(Problem to work on) Lift out all lines below that contain "better".

(Material supplied)
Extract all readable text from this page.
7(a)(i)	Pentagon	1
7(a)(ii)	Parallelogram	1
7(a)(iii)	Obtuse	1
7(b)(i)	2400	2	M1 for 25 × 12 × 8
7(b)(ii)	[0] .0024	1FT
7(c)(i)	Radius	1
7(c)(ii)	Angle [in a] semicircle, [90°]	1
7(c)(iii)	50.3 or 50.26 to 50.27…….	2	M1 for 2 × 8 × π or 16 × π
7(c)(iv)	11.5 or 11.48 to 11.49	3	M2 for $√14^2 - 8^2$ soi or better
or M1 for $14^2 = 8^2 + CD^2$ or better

(Task response)
7(c)(iv)	11.5 or 11.48 to 11.49	3	M2 for $√14^2 - 8^2$ soi or better
or M1 for $14^2 = 8^2 + CD^2$ or better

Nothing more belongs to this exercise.